--- START OF ENTRIES SUPPLIED ---

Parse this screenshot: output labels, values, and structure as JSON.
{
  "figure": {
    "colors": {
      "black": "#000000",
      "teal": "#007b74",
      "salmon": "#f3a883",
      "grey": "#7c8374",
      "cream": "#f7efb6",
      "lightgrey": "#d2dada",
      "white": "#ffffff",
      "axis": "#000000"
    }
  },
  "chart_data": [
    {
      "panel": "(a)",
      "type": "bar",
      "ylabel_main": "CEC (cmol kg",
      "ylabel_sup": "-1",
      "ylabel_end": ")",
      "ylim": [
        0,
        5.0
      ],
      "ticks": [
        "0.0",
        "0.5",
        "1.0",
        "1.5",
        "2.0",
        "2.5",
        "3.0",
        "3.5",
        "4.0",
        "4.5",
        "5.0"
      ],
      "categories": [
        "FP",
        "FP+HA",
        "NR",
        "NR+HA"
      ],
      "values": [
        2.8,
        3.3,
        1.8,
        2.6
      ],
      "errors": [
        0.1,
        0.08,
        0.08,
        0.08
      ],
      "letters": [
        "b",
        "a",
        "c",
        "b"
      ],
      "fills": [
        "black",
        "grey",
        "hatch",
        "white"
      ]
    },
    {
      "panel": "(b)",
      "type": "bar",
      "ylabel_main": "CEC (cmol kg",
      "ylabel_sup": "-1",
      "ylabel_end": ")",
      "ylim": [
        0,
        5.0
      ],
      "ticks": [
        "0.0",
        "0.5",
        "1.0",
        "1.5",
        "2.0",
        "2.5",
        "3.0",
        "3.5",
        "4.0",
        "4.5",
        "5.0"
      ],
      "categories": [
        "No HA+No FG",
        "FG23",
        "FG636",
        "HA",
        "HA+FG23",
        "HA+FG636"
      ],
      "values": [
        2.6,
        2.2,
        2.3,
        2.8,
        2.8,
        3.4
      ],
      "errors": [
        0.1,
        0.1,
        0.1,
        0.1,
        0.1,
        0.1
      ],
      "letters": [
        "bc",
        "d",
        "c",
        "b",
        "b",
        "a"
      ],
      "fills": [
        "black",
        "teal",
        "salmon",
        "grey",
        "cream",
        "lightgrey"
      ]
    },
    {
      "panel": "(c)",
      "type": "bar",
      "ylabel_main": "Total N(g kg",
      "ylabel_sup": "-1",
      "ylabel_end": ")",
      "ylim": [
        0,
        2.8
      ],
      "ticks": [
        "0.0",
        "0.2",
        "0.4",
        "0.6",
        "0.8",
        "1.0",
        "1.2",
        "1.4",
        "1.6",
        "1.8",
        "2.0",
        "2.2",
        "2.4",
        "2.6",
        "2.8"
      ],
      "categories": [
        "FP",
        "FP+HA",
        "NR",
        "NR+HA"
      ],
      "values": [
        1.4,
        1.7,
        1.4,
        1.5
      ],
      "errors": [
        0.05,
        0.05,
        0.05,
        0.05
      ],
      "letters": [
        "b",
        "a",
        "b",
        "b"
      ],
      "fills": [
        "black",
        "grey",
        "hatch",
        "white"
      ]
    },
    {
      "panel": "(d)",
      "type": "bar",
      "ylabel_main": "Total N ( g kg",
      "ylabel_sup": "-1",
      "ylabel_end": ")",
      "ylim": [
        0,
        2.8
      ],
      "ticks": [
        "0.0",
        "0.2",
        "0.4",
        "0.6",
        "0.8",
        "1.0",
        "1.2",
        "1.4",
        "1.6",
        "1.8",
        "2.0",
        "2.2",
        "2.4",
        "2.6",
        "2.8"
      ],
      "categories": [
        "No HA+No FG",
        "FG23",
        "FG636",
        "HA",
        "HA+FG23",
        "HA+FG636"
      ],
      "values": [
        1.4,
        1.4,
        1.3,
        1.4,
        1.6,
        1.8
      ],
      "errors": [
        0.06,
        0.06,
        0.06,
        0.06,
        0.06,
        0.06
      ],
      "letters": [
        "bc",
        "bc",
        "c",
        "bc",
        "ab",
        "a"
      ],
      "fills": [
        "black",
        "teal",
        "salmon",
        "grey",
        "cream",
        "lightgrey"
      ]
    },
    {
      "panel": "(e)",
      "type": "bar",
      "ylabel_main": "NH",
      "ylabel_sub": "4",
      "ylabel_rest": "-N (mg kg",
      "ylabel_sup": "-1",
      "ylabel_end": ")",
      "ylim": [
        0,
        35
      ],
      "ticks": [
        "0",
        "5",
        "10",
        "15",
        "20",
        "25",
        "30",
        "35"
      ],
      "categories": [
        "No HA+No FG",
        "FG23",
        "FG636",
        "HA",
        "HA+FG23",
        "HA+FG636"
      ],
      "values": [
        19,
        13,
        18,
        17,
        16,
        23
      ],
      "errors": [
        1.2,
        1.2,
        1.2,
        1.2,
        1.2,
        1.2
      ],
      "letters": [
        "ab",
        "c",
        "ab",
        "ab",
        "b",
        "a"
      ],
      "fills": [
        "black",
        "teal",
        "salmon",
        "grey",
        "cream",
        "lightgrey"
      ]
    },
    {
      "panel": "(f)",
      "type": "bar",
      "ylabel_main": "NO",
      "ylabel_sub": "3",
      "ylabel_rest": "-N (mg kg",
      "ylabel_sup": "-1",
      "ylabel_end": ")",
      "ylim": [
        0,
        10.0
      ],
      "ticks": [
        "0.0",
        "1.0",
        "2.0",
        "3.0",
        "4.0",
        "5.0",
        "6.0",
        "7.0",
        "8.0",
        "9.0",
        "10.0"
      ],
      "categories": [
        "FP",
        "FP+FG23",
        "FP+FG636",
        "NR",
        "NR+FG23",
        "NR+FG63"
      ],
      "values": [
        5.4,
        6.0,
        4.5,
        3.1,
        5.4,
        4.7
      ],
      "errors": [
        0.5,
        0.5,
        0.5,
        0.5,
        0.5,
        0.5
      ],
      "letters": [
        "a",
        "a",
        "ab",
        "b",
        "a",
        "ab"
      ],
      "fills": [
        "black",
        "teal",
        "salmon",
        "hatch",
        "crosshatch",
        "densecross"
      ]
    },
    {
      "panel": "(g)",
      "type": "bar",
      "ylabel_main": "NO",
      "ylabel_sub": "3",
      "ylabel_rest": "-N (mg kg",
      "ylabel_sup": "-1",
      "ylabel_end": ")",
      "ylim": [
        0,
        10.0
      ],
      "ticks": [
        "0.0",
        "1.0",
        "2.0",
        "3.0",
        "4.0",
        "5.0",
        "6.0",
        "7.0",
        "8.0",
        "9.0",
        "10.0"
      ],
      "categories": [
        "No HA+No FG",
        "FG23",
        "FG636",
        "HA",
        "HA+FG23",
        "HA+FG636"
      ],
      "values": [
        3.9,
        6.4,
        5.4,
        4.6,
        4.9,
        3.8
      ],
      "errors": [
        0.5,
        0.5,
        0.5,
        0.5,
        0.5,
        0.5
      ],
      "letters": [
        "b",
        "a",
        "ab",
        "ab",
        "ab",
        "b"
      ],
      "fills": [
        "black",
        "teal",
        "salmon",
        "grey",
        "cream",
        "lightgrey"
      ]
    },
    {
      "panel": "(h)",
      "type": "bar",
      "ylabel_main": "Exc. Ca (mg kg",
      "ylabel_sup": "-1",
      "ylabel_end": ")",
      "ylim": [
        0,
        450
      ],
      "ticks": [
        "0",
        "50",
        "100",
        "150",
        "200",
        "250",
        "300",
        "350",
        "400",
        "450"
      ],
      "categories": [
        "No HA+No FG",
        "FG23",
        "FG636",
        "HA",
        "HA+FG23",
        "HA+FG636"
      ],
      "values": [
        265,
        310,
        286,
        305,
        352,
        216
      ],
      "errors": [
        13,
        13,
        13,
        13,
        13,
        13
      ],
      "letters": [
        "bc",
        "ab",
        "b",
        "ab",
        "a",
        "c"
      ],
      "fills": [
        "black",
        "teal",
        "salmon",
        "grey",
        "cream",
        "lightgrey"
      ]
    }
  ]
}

--- END OF ENTRIES SUPPLIED ---

WRITTEN PROBLEM
Write out each line of the data that holds the string "panel".

RESULT OF THIS TASK
      "panel": "(a)",
      "panel": "(b)",
      "panel": "(c)",
      "panel": "(d)",
      "panel": "(e)",
      "panel": "(f)",
      "panel": "(g)",
      "panel": "(h)",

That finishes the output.